**Problem description**: Identify each line containing the word "neque" and copy it.

------------------------------

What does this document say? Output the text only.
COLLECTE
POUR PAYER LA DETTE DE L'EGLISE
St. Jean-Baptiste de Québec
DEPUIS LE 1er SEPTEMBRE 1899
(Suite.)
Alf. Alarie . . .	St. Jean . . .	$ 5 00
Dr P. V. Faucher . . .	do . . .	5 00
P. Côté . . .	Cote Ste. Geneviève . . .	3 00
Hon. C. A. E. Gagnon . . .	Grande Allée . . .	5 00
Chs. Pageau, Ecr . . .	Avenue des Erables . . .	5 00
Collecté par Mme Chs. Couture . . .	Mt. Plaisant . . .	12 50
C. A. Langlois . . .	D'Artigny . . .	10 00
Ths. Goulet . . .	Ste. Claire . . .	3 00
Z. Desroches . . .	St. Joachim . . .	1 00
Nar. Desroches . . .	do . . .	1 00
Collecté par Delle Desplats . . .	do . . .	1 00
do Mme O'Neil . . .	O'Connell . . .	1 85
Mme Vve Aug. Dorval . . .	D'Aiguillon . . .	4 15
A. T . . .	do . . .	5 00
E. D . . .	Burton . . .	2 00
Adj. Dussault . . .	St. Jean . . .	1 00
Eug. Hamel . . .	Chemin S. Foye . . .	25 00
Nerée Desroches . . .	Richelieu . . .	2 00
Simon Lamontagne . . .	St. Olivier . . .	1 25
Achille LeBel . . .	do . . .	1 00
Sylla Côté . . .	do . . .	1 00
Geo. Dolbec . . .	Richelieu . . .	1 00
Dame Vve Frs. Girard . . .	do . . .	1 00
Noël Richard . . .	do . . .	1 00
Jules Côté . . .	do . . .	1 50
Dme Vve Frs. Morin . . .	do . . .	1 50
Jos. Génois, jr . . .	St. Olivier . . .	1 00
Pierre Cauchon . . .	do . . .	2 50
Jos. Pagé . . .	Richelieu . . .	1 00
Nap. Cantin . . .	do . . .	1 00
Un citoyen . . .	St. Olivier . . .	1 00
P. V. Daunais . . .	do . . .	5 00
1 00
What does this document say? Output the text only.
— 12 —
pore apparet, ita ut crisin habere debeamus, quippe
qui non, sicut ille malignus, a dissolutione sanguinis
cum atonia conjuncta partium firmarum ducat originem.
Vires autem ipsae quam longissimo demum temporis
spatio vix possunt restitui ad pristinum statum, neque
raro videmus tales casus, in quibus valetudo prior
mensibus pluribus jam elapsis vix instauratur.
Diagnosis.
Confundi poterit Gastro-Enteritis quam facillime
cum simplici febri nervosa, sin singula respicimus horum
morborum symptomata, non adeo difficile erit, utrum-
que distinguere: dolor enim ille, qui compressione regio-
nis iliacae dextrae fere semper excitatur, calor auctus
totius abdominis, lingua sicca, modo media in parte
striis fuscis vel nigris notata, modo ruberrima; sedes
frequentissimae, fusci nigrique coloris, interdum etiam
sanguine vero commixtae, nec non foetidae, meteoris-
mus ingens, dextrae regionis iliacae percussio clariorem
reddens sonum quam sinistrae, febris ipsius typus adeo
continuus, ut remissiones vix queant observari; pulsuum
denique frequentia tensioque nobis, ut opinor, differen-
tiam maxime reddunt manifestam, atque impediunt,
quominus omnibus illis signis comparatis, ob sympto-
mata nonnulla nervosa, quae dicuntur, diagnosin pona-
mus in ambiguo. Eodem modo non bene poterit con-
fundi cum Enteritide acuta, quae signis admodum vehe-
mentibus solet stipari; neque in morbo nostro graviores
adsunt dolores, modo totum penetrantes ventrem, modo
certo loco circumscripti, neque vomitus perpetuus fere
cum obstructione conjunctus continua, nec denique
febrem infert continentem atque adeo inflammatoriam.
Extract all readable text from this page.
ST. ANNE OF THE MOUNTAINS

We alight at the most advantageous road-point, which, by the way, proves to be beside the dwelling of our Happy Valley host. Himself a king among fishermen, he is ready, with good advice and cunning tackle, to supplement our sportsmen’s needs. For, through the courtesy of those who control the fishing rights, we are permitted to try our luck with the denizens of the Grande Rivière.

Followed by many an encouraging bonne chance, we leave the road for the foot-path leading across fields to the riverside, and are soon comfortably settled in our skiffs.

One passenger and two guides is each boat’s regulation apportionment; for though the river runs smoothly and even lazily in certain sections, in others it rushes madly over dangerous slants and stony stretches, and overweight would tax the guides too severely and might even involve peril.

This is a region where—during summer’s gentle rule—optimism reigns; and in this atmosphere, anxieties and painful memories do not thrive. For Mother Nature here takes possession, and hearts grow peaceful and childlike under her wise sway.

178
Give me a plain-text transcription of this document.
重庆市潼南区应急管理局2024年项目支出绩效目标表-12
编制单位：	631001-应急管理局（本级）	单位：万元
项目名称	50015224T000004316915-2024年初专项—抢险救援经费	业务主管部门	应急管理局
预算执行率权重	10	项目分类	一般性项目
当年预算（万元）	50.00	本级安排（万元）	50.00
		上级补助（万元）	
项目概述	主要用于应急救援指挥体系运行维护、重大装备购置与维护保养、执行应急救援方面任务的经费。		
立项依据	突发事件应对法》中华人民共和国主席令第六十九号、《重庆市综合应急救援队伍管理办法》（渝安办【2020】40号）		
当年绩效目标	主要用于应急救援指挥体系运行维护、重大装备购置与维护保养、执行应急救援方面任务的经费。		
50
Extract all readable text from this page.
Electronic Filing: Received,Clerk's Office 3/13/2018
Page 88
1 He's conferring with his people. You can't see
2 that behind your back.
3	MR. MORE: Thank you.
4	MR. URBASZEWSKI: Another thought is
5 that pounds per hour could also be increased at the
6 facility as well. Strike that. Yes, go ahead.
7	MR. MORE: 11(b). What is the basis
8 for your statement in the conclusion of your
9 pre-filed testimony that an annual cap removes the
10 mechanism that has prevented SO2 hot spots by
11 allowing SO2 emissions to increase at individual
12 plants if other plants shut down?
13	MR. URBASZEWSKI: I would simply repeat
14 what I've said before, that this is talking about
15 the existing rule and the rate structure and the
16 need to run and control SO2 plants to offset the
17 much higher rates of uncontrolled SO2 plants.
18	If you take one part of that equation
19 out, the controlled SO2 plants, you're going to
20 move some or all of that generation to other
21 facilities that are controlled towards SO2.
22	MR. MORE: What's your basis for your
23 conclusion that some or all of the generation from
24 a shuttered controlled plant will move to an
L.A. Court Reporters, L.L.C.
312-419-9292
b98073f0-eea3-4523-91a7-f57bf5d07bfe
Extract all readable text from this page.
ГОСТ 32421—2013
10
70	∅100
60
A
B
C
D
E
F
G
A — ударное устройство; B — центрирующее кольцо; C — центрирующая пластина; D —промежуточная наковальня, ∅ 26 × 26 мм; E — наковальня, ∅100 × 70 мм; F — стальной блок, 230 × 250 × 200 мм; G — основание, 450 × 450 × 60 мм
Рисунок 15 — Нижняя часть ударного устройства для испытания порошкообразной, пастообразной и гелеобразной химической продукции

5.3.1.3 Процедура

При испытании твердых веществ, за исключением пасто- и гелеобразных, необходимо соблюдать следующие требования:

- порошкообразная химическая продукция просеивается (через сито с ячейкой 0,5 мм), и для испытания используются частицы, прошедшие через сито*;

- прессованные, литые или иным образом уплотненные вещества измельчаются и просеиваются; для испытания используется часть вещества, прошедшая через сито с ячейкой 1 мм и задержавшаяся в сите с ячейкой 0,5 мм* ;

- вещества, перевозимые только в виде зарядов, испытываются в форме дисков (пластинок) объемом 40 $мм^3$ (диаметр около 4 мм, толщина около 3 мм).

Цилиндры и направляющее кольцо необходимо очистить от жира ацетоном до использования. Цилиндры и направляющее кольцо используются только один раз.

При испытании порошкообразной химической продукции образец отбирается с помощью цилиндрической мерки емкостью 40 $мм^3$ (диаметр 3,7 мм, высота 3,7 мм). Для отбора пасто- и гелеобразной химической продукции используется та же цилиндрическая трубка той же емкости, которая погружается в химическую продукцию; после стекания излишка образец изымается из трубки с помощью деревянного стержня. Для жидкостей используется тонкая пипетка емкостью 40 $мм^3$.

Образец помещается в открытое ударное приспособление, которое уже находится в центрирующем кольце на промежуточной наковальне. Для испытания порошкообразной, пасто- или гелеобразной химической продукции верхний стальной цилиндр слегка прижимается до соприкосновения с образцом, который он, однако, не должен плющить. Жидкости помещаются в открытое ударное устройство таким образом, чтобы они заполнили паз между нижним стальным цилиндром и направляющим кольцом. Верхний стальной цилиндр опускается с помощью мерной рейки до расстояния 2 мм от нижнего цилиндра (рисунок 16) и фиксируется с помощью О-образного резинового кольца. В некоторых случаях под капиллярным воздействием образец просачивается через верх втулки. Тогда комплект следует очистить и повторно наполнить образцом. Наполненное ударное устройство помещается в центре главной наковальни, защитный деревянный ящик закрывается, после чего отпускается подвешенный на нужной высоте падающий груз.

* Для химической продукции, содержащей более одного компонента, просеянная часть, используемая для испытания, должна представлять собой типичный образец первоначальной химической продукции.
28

------------------------------

**In response**:
spatio vix possunt restitui ad pristinum statum, neque
mentibus solet stipari; neque in morbo nostro graviores
certo loco circumscripti, neque vomitus perpetuus fere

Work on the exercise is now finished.